[Extracted records]

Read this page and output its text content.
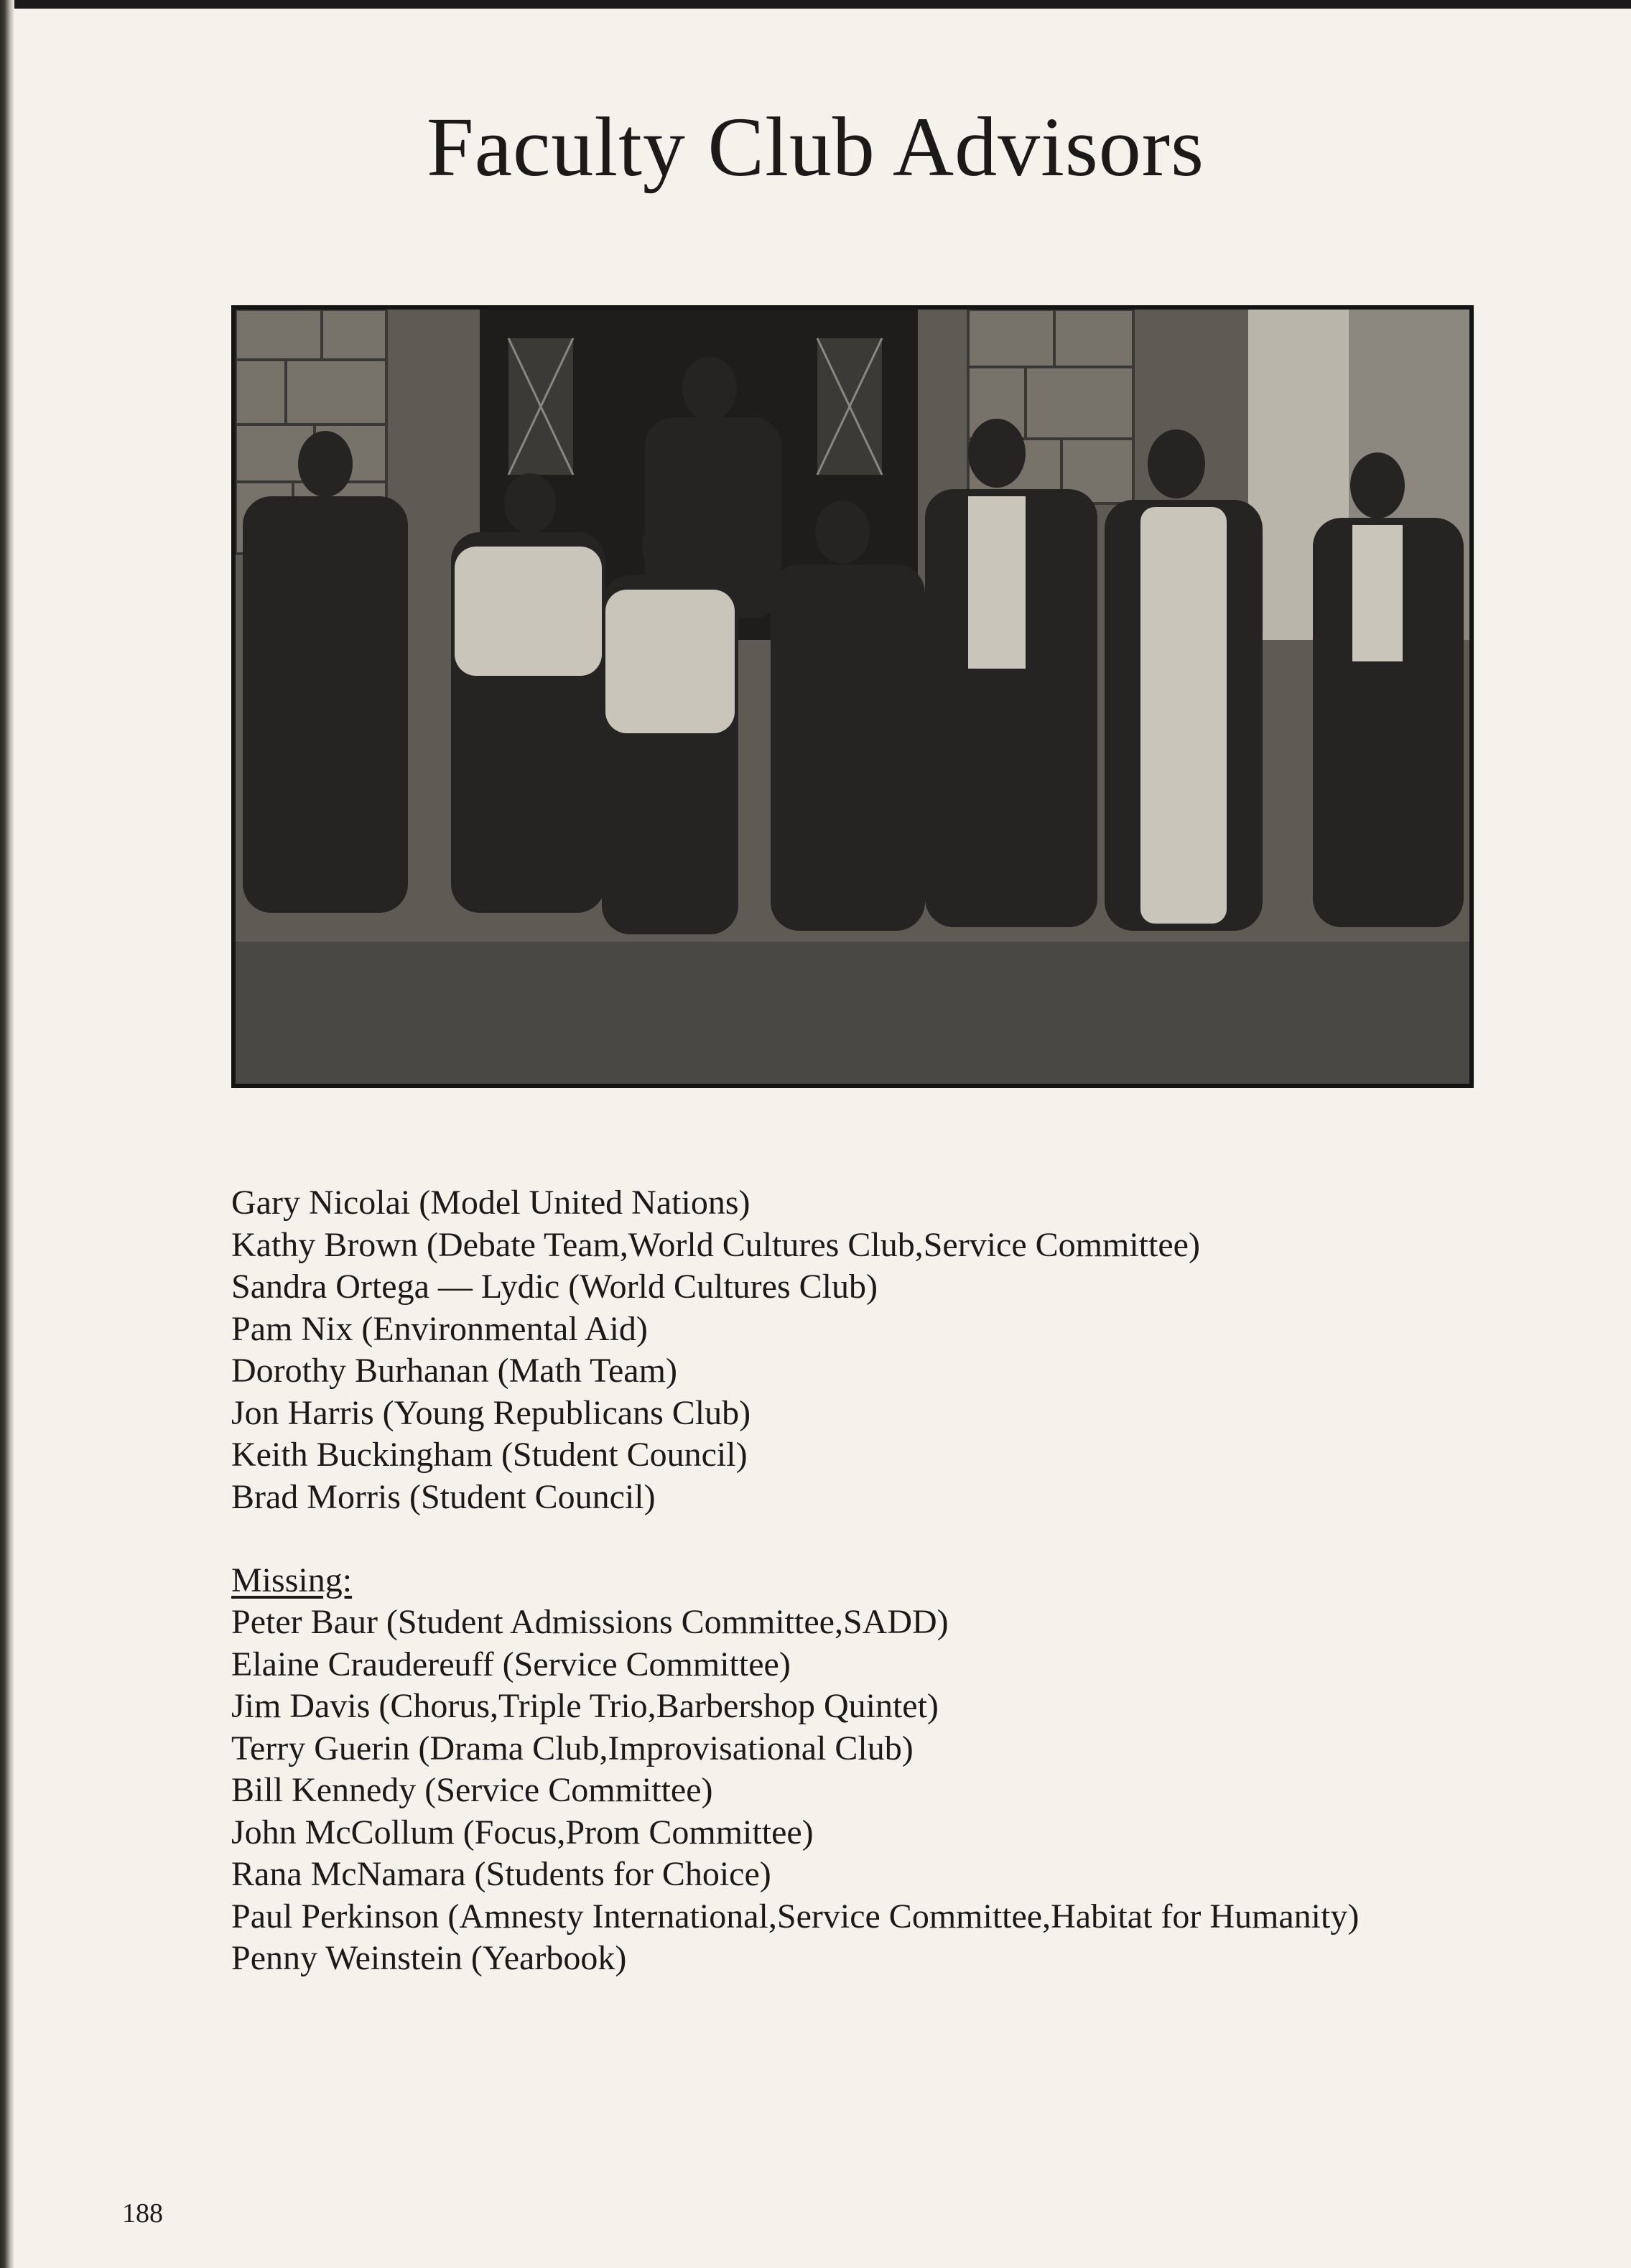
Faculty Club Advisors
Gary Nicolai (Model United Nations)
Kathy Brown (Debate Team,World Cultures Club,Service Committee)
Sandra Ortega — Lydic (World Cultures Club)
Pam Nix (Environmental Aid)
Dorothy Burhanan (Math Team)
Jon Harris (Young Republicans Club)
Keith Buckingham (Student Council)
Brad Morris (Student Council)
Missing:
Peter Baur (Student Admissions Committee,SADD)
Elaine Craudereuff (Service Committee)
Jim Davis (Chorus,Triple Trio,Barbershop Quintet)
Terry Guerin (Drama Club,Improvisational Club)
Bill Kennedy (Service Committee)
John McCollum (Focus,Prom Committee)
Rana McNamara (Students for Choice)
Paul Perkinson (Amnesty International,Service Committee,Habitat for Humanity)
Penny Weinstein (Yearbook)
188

Written exercise:
Reproduce the listing exactly. Leave its pictures out.

Complete output:
Read this page and output its text content.
Faculty Club Advisors
Gary Nicolai (Model United Nations)
Kathy Brown (Debate Team,World Cultures Club,Service Committee)
Sandra Ortega — Lydic (World Cultures Club)
Pam Nix (Environmental Aid)
Dorothy Burhanan (Math Team)
Jon Harris (Young Republicans Club)
Keith Buckingham (Student Council)
Brad Morris (Student Council)
Missing:
Peter Baur (Student Admissions Committee,SADD)
Elaine Craudereuff (Service Committee)
Jim Davis (Chorus,Triple Trio,Barbershop Quintet)
Terry Guerin (Drama Club,Improvisational Club)
Bill Kennedy (Service Committee)
John McCollum (Focus,Prom Committee)
Rana McNamara (Students for Choice)
Paul Perkinson (Amnesty International,Service Committee,Habitat for Humanity)
Penny Weinstein (Yearbook)
188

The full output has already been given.